» **SUPPLIED RECORDS**
# # #

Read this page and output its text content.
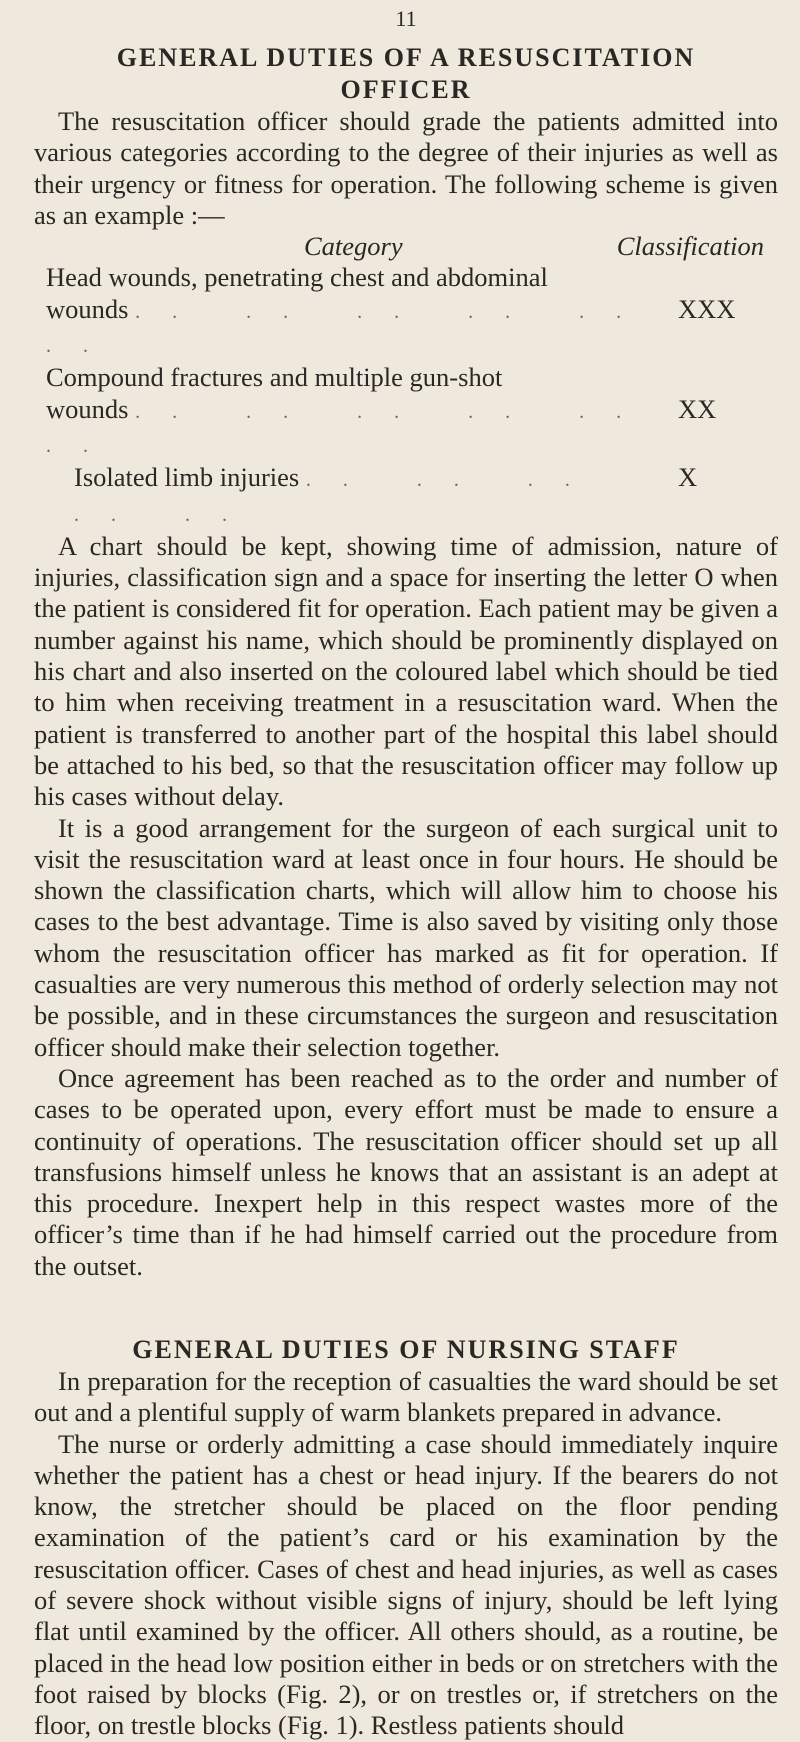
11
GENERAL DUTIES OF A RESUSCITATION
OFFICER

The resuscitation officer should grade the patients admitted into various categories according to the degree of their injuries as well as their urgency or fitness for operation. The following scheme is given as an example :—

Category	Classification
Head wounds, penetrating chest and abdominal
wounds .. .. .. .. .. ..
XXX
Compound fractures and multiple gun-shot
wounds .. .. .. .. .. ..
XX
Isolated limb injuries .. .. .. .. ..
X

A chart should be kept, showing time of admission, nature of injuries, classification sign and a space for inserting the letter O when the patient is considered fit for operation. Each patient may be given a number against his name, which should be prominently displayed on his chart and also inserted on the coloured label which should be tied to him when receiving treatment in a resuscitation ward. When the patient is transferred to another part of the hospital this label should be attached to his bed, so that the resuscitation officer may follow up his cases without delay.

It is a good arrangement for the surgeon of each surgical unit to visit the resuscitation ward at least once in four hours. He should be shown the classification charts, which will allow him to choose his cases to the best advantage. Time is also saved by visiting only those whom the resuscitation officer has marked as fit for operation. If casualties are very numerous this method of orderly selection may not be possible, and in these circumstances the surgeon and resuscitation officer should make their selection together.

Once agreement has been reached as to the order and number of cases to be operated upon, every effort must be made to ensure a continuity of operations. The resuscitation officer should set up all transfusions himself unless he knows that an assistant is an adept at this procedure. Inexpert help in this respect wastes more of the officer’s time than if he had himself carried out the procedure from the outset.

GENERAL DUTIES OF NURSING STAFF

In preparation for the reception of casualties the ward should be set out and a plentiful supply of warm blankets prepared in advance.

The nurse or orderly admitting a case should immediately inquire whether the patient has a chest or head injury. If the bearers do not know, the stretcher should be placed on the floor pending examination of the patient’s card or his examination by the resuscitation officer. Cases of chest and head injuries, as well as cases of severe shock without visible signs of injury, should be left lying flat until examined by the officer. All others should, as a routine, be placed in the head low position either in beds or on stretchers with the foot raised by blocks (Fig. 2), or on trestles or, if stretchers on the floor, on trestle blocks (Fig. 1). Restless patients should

# # #

» **WHAT YOU WILL DO**
The answer should consist of every line from the listing above that includes the word "also".

» **ANSWER TO THE EXERCISE**
A chart should be kept, showing time of admission, nature of injuries, classification sign and a space for inserting the letter O when the patient is considered fit for operation. Each patient may be given a number against his name, which should be prominently displayed on his chart and also inserted on the coloured label which should be tied to him when receiving treatment in a resuscitation ward. When the patient is transferred to another part of the hospital this label should be attached to his bed, so that the resuscitation officer may follow up his cases without delay.
It is a good arrangement for the surgeon of each surgical unit to visit the resuscitation ward at least once in four hours. He should be shown the classification charts, which will allow him to choose his cases to the best advantage. Time is also saved by visiting only those whom the resuscitation officer has marked as fit for operation. If casualties are very numerous this method of orderly selection may not be possible, and in these circumstances the surgeon and resuscitation officer should make their selection together.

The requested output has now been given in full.